§ WHAT TO PRODUCE
Please copy out the listing below in full and exactly.
Segment Start: MATERIAL SUPPLIED
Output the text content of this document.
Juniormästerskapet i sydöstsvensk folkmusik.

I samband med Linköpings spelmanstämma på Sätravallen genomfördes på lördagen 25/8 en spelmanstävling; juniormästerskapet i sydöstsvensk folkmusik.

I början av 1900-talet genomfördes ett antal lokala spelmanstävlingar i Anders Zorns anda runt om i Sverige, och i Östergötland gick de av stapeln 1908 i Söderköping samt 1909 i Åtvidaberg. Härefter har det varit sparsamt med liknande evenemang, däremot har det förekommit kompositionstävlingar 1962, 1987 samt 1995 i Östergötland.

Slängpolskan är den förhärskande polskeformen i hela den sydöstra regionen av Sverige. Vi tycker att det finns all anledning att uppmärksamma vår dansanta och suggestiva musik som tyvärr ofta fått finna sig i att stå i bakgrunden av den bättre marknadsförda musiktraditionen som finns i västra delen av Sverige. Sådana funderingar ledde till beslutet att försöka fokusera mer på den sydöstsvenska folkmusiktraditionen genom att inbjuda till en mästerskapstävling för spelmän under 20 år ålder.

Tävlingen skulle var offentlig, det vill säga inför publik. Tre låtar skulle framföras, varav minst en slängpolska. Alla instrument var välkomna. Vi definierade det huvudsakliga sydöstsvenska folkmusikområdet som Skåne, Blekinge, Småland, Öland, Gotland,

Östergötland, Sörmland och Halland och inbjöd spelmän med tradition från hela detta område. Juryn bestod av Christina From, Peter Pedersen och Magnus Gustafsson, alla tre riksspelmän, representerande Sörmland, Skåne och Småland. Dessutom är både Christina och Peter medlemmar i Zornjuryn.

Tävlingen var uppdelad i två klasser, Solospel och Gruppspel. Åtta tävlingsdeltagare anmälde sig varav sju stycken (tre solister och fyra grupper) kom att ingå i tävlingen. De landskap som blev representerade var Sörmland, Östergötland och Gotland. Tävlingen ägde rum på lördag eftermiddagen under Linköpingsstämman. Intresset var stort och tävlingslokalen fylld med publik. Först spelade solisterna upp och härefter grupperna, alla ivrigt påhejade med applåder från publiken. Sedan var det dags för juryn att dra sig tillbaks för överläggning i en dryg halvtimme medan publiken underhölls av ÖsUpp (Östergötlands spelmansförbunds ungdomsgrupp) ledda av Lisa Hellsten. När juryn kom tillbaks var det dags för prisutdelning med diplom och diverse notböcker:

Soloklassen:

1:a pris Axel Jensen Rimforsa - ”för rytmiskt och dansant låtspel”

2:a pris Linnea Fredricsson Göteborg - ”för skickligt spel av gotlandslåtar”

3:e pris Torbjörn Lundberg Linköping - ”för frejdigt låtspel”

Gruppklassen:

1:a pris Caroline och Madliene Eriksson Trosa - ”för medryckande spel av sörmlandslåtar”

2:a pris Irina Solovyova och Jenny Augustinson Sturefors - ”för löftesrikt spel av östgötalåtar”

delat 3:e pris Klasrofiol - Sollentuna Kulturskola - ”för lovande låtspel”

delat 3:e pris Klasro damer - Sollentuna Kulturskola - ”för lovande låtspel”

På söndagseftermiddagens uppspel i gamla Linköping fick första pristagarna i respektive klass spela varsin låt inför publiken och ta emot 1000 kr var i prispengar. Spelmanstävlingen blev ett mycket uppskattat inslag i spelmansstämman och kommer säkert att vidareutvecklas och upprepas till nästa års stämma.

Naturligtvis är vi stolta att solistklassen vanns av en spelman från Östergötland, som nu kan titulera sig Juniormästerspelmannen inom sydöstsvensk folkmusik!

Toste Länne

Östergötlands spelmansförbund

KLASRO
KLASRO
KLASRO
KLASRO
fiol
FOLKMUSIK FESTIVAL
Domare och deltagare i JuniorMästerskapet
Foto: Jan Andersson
Segment End: MATERIAL SUPPLIED
§ RESPONSE
Output the text content of this document.
Juniormästerskapet i sydöstsvensk folkmusik.

I samband med Linköpings spelmanstämma på Sätravallen genomfördes på lördagen 25/8 en spelmanstävling; juniormästerskapet i sydöstsvensk folkmusik.

I början av 1900-talet genomfördes ett antal lokala spelmanstävlingar i Anders Zorns anda runt om i Sverige, och i Östergötland gick de av stapeln 1908 i Söderköping samt 1909 i Åtvidaberg. Härefter har det varit sparsamt med liknande evenemang, däremot har det förekommit kompositionstävlingar 1962, 1987 samt 1995 i Östergötland.

Slängpolskan är den förhärskande polskeformen i hela den sydöstra regionen av Sverige. Vi tycker att det finns all anledning att uppmärksamma vår dansanta och suggestiva musik som tyvärr ofta fått finna sig i att stå i bakgrunden av den bättre marknadsförda musiktraditionen som finns i västra delen av Sverige. Sådana funderingar ledde till beslutet att försöka fokusera mer på den sydöstsvenska folkmusiktraditionen genom att inbjuda till en mästerskapstävling för spelmän under 20 år ålder.

Tävlingen skulle var offentlig, det vill säga inför publik. Tre låtar skulle framföras, varav minst en slängpolska. Alla instrument var välkomna. Vi definierade det huvudsakliga sydöstsvenska folkmusikområdet som Skåne, Blekinge, Småland, Öland, Gotland,

Östergötland, Sörmland och Halland och inbjöd spelmän med tradition från hela detta område. Juryn bestod av Christina From, Peter Pedersen och Magnus Gustafsson, alla tre riksspelmän, representerande Sörmland, Skåne och Småland. Dessutom är både Christina och Peter medlemmar i Zornjuryn.

Tävlingen var uppdelad i två klasser, Solospel och Gruppspel. Åtta tävlingsdeltagare anmälde sig varav sju stycken (tre solister och fyra grupper) kom att ingå i tävlingen. De landskap som blev representerade var Sörmland, Östergötland och Gotland. Tävlingen ägde rum på lördag eftermiddagen under Linköpingsstämman. Intresset var stort och tävlingslokalen fylld med publik. Först spelade solisterna upp och härefter grupperna, alla ivrigt påhejade med applåder från publiken. Sedan var det dags för juryn att dra sig tillbaks för överläggning i en dryg halvtimme medan publiken underhölls av ÖsUpp (Östergötlands spelmansförbunds ungdomsgrupp) ledda av Lisa Hellsten. När juryn kom tillbaks var det dags för prisutdelning med diplom och diverse notböcker:

Soloklassen:

1:a pris Axel Jensen Rimforsa - ”för rytmiskt och dansant låtspel”

2:a pris Linnea Fredricsson Göteborg - ”för skickligt spel av gotlandslåtar”

3:e pris Torbjörn Lundberg Linköping - ”för frejdigt låtspel”

Gruppklassen:

1:a pris Caroline och Madliene Eriksson Trosa - ”för medryckande spel av sörmlandslåtar”

2:a pris Irina Solovyova och Jenny Augustinson Sturefors - ”för löftesrikt spel av östgötalåtar”

delat 3:e pris Klasrofiol - Sollentuna Kulturskola - ”för lovande låtspel”

delat 3:e pris Klasro damer - Sollentuna Kulturskola - ”för lovande låtspel”

På söndagseftermiddagens uppspel i gamla Linköping fick första pristagarna i respektive klass spela varsin låt inför publiken och ta emot 1000 kr var i prispengar. Spelmanstävlingen blev ett mycket uppskattat inslag i spelmansstämman och kommer säkert att vidareutvecklas och upprepas till nästa års stämma.

Naturligtvis är vi stolta att solistklassen vanns av en spelman från Östergötland, som nu kan titulera sig Juniormästerspelmannen inom sydöstsvensk folkmusik!

Toste Länne

Östergötlands spelmansförbund

KLASRO
KLASRO
KLASRO
KLASRO
fiol
FOLKMUSIK FESTIVAL
Domare och deltagare i JuniorMästerskapet
Foto: Jan Andersson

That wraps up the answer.